"""

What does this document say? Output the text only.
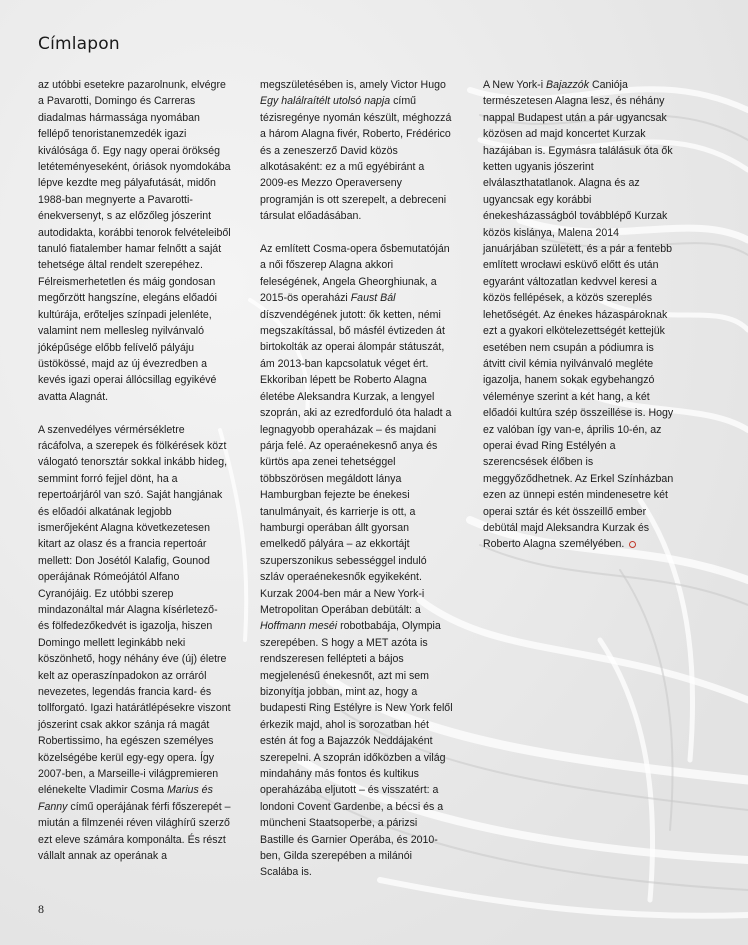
Címlapon

az utóbbi esetekre pazarolnunk, elvégre a Pavarotti, Domingo és Carreras diadalmas hármassága nyomában fellépő tenoristanemzedék igazi kiválósága ő. Egy nagy operai örökség letéteményeseként, óriások nyomdokába lépve kezdte meg pályafutását, midőn 1988-ban megnyerte a Pavarotti-énekversenyt, s az előzőleg jószerint autodidakta, korábbi tenorok felvételeiből tanuló fiatalember hamar felnőtt a saját tehetsége által rendelt szerepéhez. Félreismerhetetlen és máig gondosan megőrzött hangszíne, elegáns előadói kultúrája, erőteljes színpadi jelenléte, valamint nem mellesleg nyilvánvaló jóképűsége előbb felívelő pályáju üstökössé, majd az új évezredben a kevés igazi operai állócsillag egyikévé avatta Alagnát.

A szenvedélyes vérmérsékletre rácáfolva, a szerepek és fölkérések közt válogató tenorsztár sokkal inkább hideg, semmint forró fejjel dönt, ha a repertoárjáról van szó. Saját hangjának és előadói alkatának legjobb ismerőjeként Alagna következetesen kitart az olasz és a francia repertoár mellett: Don Josétól Kalafig, Gounod operájának Rómeójától Alfano Cyranójáig. Ez utóbbi szerep mindazonáltal már Alagna kísérletező- és fölfedezőkedvét is igazolja, hiszen Domingo mellett leginkább neki köszönhető, hogy néhány éve (új) életre kelt az operaszínpadokon az orráról nevezetes, legendás francia kard- és tollforgató. Igazi határátlépésekre viszont jószerint csak akkor szánja rá magát Robertissimo, ha egészen személyes közelségébe kerül egy-egy opera. Így 2007-ben, a Marseille-i világpremieren elénekelte Vladimir Cosma Marius és Fanny című operájának férfi főszerepét – miután a filmzenéi réven világhírű szerző ezt eleve számára komponálta. És részt vállalt annak az operának a

megszületésében is, amely Victor Hugo Egy halálraítélt utolsó napja című tézisregénye nyomán készült, méghozzá a három Alagna fivér, Roberto, Frédérico és a zeneszerző David közös alkotásaként: ez a mű egyébiránt a 2009-es Mezzo Operaverseny programján is ott szerepelt, a debreceni társulat előadásában.

Az említett Cosma-opera ősbemutatóján a női főszerep Alagna akkori feleségének, Angela Gheorghiunak, a 2015-ös operaházi Faust Bál díszvendégének jutott: ők ketten, némi megszakítással, bő másfél évtizeden át birtokolták az operai álompár státuszát, ám 2013-ban kapcsolatuk véget ért. Ekkoriban lépett be Roberto Alagna életébe Aleksandra Kurzak, a lengyel szoprán, aki az ezredforduló óta haladt a legnagyobb operaházak – és majdani párja felé. Az operaénekesnő anya és kürtös apa zenei tehetséggel többszörösen megáldott lánya Hamburgban fejezte be énekesi tanulmányait, és karrierje is ott, a hamburgi operában állt gyorsan emelkedő pályára – az ekkortájt szuperszonikus sebességgel induló szláv operaénekesnők egyikeként. Kurzak 2004-ben már a New York-i Metropolitan Operában debütált: a Hoffmann meséi robotbabája, Olympia szerepében. S hogy a MET azóta is rendszeresen fellépteti a bájos megjelenésű énekesnőt, azt mi sem bizonyítja jobban, mint az, hogy a budapesti Ring Estélyre is New York felől érkezik majd, ahol is sorozatban hét estén át fog a Bajazzók Neddájaként szerepelni. A szoprán időközben a világ mindahány más fontos és kultikus operaházába eljutott – és visszatért: a londoni Covent Gardenbe, a bécsi és a müncheni Staatsoperbe, a párizsi Bastille és Garnier Operába, és 2010-ben, Gilda szerepében a milánói Scalába is.

A New York-i Bajazzók Caniója természetesen Alagna lesz, és néhány nappal Budapest után a pár ugyancsak közösen ad majd koncertet Kurzak hazájában is. Egymásra találásuk óta ők ketten ugyanis jószerint elválaszthatatlanok. Alagna és az ugyancsak egy korábbi énekesházasságból továbblépő Kurzak közös kislánya, Malena 2014 januárjában született, és a pár a fentebb említett wrocławi esküvő előtt és után egyaránt változatlan kedvvel keresi a közös fellépések, a közös szereplés lehetőségét. Az énekes házaspároknak ezt a gyakori elkötelezettségét kettejük esetében nem csupán a pódiumra is átvitt civil kémia nyilvánvaló megléte igazolja, hanem sokak egybehangzó véleménye szerint a két hang, a két előadói kultúra szép összeillése is. Hogy ez valóban így van-e, április 10-én, az operai évad Ring Estélyén a szerencsések élőben is meggyőződhetnek. Az Erkel Színházban ezen az ünnepi estén mindenesetre két operai sztár és két összeillő ember debütál majd Aleksandra Kurzak és Roberto Alagna személyében.

8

"""

→ **WHAT YOU SHOULD DO**
Are you able to set down all the lines above exactly, without any pictures?

→ **SOLUTION**
What does this document say? Output the text only.
Címlapon

az utóbbi esetekre pazarolnunk, elvégre a Pavarotti, Domingo és Carreras diadalmas hármassága nyomában fellépő tenoristanemzedék igazi kiválósága ő. Egy nagy operai örökség letéteményeseként, óriások nyomdokába lépve kezdte meg pályafutását, midőn 1988-ban megnyerte a Pavarotti-énekversenyt, s az előzőleg jószerint autodidakta, korábbi tenorok felvételeiből tanuló fiatalember hamar felnőtt a saját tehetsége által rendelt szerepéhez. Félreismerhetetlen és máig gondosan megőrzött hangszíne, elegáns előadói kultúrája, erőteljes színpadi jelenléte, valamint nem mellesleg nyilvánvaló jóképűsége előbb felívelő pályáju üstökössé, majd az új évezredben a kevés igazi operai állócsillag egyikévé avatta Alagnát.

A szenvedélyes vérmérsékletre rácáfolva, a szerepek és fölkérések közt válogató tenorsztár sokkal inkább hideg, semmint forró fejjel dönt, ha a repertoárjáról van szó. Saját hangjának és előadói alkatának legjobb ismerőjeként Alagna következetesen kitart az olasz és a francia repertoár mellett: Don Josétól Kalafig, Gounod operájának Rómeójától Alfano Cyranójáig. Ez utóbbi szerep mindazonáltal már Alagna kísérletező- és fölfedezőkedvét is igazolja, hiszen Domingo mellett leginkább neki köszönhető, hogy néhány éve (új) életre kelt az operaszínpadokon az orráról nevezetes, legendás francia kard- és tollforgató. Igazi határátlépésekre viszont jószerint csak akkor szánja rá magát Robertissimo, ha egészen személyes közelségébe kerül egy-egy opera. Így 2007-ben, a Marseille-i világpremieren elénekelte Vladimir Cosma Marius és Fanny című operájának férfi főszerepét – miután a filmzenéi réven világhírű szerző ezt eleve számára komponálta. És részt vállalt annak az operának a

megszületésében is, amely Victor Hugo Egy halálraítélt utolsó napja című tézisregénye nyomán készült, méghozzá a három Alagna fivér, Roberto, Frédérico és a zeneszerző David közös alkotásaként: ez a mű egyébiránt a 2009-es Mezzo Operaverseny programján is ott szerepelt, a debreceni társulat előadásában.

Az említett Cosma-opera ősbemutatóján a női főszerep Alagna akkori feleségének, Angela Gheorghiunak, a 2015-ös operaházi Faust Bál díszvendégének jutott: ők ketten, némi megszakítással, bő másfél évtizeden át birtokolták az operai álompár státuszát, ám 2013-ban kapcsolatuk véget ért. Ekkoriban lépett be Roberto Alagna életébe Aleksandra Kurzak, a lengyel szoprán, aki az ezredforduló óta haladt a legnagyobb operaházak – és majdani párja felé. Az operaénekesnő anya és kürtös apa zenei tehetséggel többszörösen megáldott lánya Hamburgban fejezte be énekesi tanulmányait, és karrierje is ott, a hamburgi operában állt gyorsan emelkedő pályára – az ekkortájt szuperszonikus sebességgel induló szláv operaénekesnők egyikeként. Kurzak 2004-ben már a New York-i Metropolitan Operában debütált: a Hoffmann meséi robotbabája, Olympia szerepében. S hogy a MET azóta is rendszeresen fellépteti a bájos megjelenésű énekesnőt, azt mi sem bizonyítja jobban, mint az, hogy a budapesti Ring Estélyre is New York felől érkezik majd, ahol is sorozatban hét estén át fog a Bajazzók Neddájaként szerepelni. A szoprán időközben a világ mindahány más fontos és kultikus operaházába eljutott – és visszatért: a londoni Covent Gardenbe, a bécsi és a müncheni Staatsoperbe, a párizsi Bastille és Garnier Operába, és 2010-ben, Gilda szerepében a milánói Scalába is.

A New York-i Bajazzók Caniója természetesen Alagna lesz, és néhány nappal Budapest után a pár ugyancsak közösen ad majd koncertet Kurzak hazájában is. Egymásra találásuk óta ők ketten ugyanis jószerint elválaszthatatlanok. Alagna és az ugyancsak egy korábbi énekesházasságból továbblépő Kurzak közös kislánya, Malena 2014 januárjában született, és a pár a fentebb említett wrocławi esküvő előtt és után egyaránt változatlan kedvvel keresi a közös fellépések, a közös szereplés lehetőségét. Az énekes házaspároknak ezt a gyakori elkötelezettségét kettejük esetében nem csupán a pódiumra is átvitt civil kémia nyilvánvaló megléte igazolja, hanem sokak egybehangzó véleménye szerint a két hang, a két előadói kultúra szép összeillése is. Hogy ez valóban így van-e, április 10-én, az operai évad Ring Estélyén a szerencsések élőben is meggyőződhetnek. Az Erkel Színházban ezen az ünnepi estén mindenesetre két operai sztár és két összeillő ember debütál majd Aleksandra Kurzak és Roberto Alagna személyében.

8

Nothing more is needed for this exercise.